Prompt ->
Every line that holds "title" should be shown.

Given data ->
::::

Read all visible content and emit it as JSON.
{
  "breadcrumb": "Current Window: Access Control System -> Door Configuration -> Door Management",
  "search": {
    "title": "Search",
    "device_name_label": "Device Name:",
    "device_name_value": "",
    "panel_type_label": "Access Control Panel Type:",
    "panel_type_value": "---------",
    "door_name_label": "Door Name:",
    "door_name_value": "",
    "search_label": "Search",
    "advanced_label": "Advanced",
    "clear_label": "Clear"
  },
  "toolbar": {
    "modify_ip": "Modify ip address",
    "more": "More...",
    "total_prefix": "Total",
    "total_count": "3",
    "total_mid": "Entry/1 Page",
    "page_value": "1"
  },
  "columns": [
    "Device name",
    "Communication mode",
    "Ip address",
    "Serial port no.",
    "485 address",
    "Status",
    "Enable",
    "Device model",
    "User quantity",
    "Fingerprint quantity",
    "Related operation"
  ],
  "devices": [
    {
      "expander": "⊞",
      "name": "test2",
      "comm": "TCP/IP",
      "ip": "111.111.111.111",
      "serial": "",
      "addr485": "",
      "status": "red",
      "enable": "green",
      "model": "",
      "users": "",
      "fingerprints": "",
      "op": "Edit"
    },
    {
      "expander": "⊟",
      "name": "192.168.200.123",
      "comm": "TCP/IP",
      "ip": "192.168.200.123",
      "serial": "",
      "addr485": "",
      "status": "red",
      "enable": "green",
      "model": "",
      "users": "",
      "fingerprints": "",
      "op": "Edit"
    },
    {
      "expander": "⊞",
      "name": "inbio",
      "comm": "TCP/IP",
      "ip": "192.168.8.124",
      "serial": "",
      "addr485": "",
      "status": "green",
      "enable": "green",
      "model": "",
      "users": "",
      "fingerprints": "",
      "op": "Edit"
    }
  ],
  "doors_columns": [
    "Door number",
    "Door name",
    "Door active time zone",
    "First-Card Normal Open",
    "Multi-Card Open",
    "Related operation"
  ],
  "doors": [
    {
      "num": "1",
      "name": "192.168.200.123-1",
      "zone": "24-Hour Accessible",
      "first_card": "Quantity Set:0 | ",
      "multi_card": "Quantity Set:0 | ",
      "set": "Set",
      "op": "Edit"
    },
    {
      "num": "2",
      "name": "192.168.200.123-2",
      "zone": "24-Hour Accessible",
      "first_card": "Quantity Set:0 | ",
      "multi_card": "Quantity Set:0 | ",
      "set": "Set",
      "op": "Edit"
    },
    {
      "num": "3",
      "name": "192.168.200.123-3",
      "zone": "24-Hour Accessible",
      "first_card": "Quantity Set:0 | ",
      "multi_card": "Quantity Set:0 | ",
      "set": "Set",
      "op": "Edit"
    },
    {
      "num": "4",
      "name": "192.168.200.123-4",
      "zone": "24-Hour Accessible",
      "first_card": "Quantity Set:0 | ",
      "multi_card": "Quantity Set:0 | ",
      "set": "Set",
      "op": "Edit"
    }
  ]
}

::::

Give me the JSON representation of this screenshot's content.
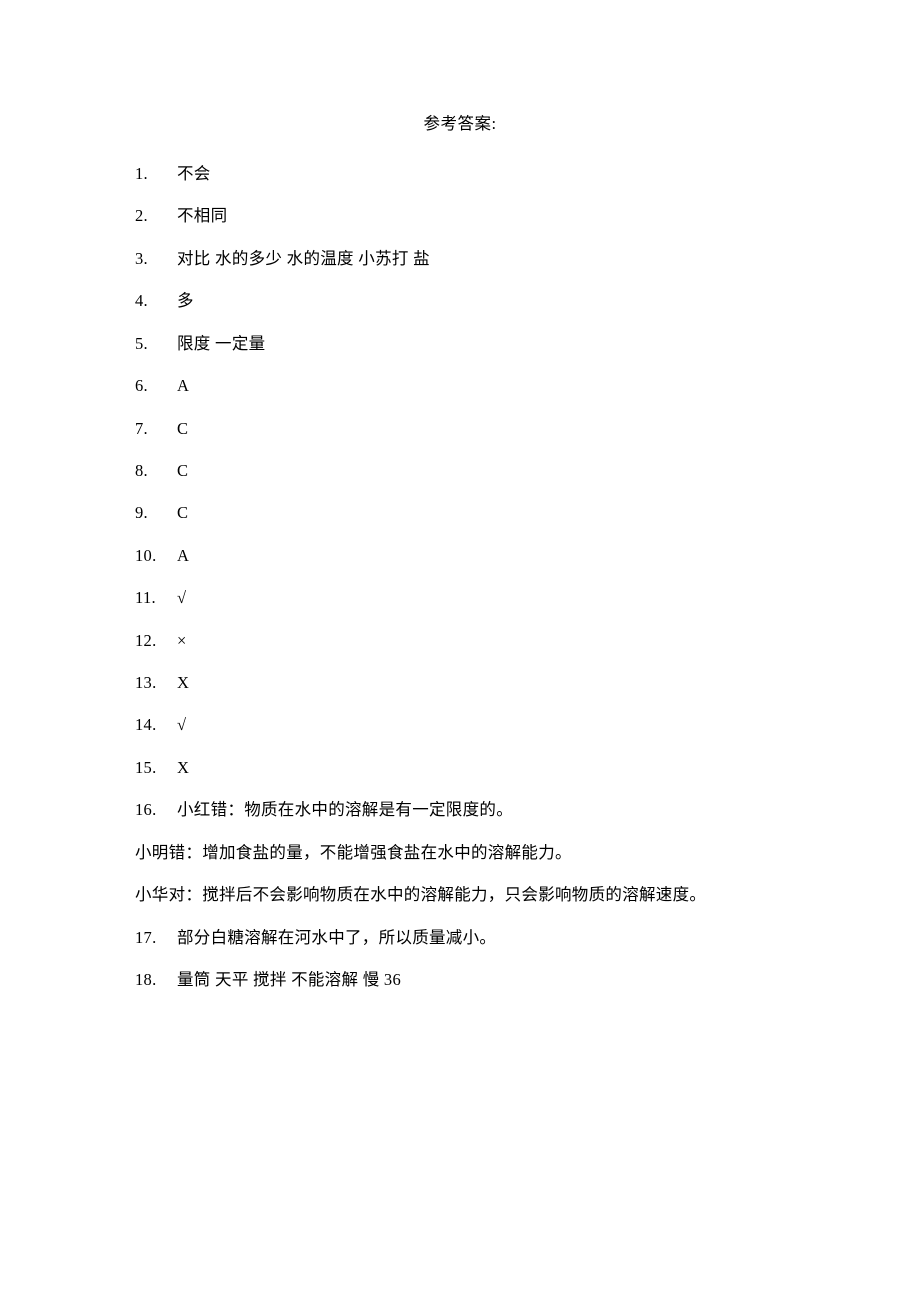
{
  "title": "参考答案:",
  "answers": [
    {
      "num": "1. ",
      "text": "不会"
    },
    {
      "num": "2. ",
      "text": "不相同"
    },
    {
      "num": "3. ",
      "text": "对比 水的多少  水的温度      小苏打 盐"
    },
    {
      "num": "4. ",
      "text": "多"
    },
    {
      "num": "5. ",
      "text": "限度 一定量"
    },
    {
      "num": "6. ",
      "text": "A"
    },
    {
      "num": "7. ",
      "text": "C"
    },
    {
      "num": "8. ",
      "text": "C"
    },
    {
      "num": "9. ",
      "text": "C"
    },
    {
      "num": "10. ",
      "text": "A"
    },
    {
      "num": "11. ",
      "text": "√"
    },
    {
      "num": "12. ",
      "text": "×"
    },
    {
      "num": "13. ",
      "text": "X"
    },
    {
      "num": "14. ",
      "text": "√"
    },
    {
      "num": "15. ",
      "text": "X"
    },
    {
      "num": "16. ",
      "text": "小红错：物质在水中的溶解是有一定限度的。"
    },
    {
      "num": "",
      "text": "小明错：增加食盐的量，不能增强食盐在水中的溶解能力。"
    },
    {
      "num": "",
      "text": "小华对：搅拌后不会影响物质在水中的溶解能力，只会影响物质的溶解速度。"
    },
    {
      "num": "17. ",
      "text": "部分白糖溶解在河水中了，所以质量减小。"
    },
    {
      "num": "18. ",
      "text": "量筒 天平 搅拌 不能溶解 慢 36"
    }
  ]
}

::::

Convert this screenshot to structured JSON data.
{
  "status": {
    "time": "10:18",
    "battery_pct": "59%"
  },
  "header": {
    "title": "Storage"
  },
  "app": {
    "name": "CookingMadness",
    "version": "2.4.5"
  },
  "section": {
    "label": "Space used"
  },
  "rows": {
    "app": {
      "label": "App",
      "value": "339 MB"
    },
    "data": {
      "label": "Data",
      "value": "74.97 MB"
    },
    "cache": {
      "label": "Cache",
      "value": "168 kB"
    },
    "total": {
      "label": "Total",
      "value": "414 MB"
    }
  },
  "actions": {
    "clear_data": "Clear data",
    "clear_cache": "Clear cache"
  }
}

::::

Reply to the task ->
    "title": "Search",
  "title": "参考答案:",
    "title": "Storage"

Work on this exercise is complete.